**Given problem:** Reproduce each of the lines word for word.
-------
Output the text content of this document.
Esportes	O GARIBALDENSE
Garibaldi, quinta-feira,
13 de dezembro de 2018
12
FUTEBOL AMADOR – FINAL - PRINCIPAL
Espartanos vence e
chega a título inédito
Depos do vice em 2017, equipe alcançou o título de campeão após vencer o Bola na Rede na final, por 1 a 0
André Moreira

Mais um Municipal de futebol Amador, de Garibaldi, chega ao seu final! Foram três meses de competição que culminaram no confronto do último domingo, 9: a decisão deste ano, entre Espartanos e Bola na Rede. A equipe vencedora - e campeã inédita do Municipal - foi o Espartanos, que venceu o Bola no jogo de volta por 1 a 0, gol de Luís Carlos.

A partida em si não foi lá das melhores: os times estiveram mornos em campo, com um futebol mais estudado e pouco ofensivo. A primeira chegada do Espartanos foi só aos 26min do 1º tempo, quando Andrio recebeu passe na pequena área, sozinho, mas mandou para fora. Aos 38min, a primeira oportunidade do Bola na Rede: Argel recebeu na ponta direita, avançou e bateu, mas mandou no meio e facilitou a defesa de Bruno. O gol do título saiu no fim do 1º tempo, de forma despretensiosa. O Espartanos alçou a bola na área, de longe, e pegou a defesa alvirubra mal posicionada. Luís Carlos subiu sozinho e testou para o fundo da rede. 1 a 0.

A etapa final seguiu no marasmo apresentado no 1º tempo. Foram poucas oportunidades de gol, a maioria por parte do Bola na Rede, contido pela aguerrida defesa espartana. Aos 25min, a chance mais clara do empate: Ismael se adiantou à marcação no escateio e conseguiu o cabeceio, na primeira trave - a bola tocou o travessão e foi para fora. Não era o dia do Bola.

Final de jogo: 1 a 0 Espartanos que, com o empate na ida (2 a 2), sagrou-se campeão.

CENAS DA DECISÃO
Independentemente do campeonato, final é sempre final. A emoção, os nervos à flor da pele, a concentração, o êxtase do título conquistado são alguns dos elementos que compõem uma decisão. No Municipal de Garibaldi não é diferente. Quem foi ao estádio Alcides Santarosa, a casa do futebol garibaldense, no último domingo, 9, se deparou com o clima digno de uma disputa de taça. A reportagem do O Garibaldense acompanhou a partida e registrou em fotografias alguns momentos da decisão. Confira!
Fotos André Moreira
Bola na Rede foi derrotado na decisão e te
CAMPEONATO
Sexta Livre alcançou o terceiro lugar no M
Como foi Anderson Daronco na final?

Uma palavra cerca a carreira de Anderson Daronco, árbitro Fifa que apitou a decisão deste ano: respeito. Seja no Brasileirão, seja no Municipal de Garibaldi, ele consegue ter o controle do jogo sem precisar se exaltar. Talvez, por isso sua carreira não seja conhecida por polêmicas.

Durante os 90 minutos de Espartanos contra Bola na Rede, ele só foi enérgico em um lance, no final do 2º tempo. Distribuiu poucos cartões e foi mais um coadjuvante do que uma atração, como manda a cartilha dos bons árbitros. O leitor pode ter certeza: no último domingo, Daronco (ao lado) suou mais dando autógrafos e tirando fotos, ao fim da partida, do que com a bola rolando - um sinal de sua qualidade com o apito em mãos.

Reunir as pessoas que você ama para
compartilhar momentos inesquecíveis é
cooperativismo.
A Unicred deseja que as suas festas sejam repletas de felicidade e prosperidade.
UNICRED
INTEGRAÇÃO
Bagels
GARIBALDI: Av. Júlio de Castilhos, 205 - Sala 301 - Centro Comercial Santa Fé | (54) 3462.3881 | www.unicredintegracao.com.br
-------
**Solution below:**
Output the text content of this document.
Esportes	O GARIBALDENSE
Garibaldi, quinta-feira,
13 de dezembro de 2018
12
FUTEBOL AMADOR – FINAL - PRINCIPAL
Espartanos vence e
chega a título inédito
Depos do vice em 2017, equipe alcançou o título de campeão após vencer o Bola na Rede na final, por 1 a 0
André Moreira

Mais um Municipal de futebol Amador, de Garibaldi, chega ao seu final! Foram três meses de competição que culminaram no confronto do último domingo, 9: a decisão deste ano, entre Espartanos e Bola na Rede. A equipe vencedora - e campeã inédita do Municipal - foi o Espartanos, que venceu o Bola no jogo de volta por 1 a 0, gol de Luís Carlos.

A partida em si não foi lá das melhores: os times estiveram mornos em campo, com um futebol mais estudado e pouco ofensivo. A primeira chegada do Espartanos foi só aos 26min do 1º tempo, quando Andrio recebeu passe na pequena área, sozinho, mas mandou para fora. Aos 38min, a primeira oportunidade do Bola na Rede: Argel recebeu na ponta direita, avançou e bateu, mas mandou no meio e facilitou a defesa de Bruno. O gol do título saiu no fim do 1º tempo, de forma despretensiosa. O Espartanos alçou a bola na área, de longe, e pegou a defesa alvirubra mal posicionada. Luís Carlos subiu sozinho e testou para o fundo da rede. 1 a 0.

A etapa final seguiu no marasmo apresentado no 1º tempo. Foram poucas oportunidades de gol, a maioria por parte do Bola na Rede, contido pela aguerrida defesa espartana. Aos 25min, a chance mais clara do empate: Ismael se adiantou à marcação no escateio e conseguiu o cabeceio, na primeira trave - a bola tocou o travessão e foi para fora. Não era o dia do Bola.

Final de jogo: 1 a 0 Espartanos que, com o empate na ida (2 a 2), sagrou-se campeão.

CENAS DA DECISÃO
Independentemente do campeonato, final é sempre final. A emoção, os nervos à flor da pele, a concentração, o êxtase do título conquistado são alguns dos elementos que compõem uma decisão. No Municipal de Garibaldi não é diferente. Quem foi ao estádio Alcides Santarosa, a casa do futebol garibaldense, no último domingo, 9, se deparou com o clima digno de uma disputa de taça. A reportagem do O Garibaldense acompanhou a partida e registrou em fotografias alguns momentos da decisão. Confira!
Fotos André Moreira
Bola na Rede foi derrotado na decisão e te
CAMPEONATO
Sexta Livre alcançou o terceiro lugar no M
Como foi Anderson Daronco na final?

Uma palavra cerca a carreira de Anderson Daronco, árbitro Fifa que apitou a decisão deste ano: respeito. Seja no Brasileirão, seja no Municipal de Garibaldi, ele consegue ter o controle do jogo sem precisar se exaltar. Talvez, por isso sua carreira não seja conhecida por polêmicas.

Durante os 90 minutos de Espartanos contra Bola na Rede, ele só foi enérgico em um lance, no final do 2º tempo. Distribuiu poucos cartões e foi mais um coadjuvante do que uma atração, como manda a cartilha dos bons árbitros. O leitor pode ter certeza: no último domingo, Daronco (ao lado) suou mais dando autógrafos e tirando fotos, ao fim da partida, do que com a bola rolando - um sinal de sua qualidade com o apito em mãos.

Reunir as pessoas que você ama para
compartilhar momentos inesquecíveis é
cooperativismo.
A Unicred deseja que as suas festas sejam repletas de felicidade e prosperidade.
UNICRED
INTEGRAÇÃO
Bagels
GARIBALDI: Av. Júlio de Castilhos, 205 - Sala 301 - Centro Comercial Santa Fé | (54) 3462.3881 | www.unicredintegracao.com.br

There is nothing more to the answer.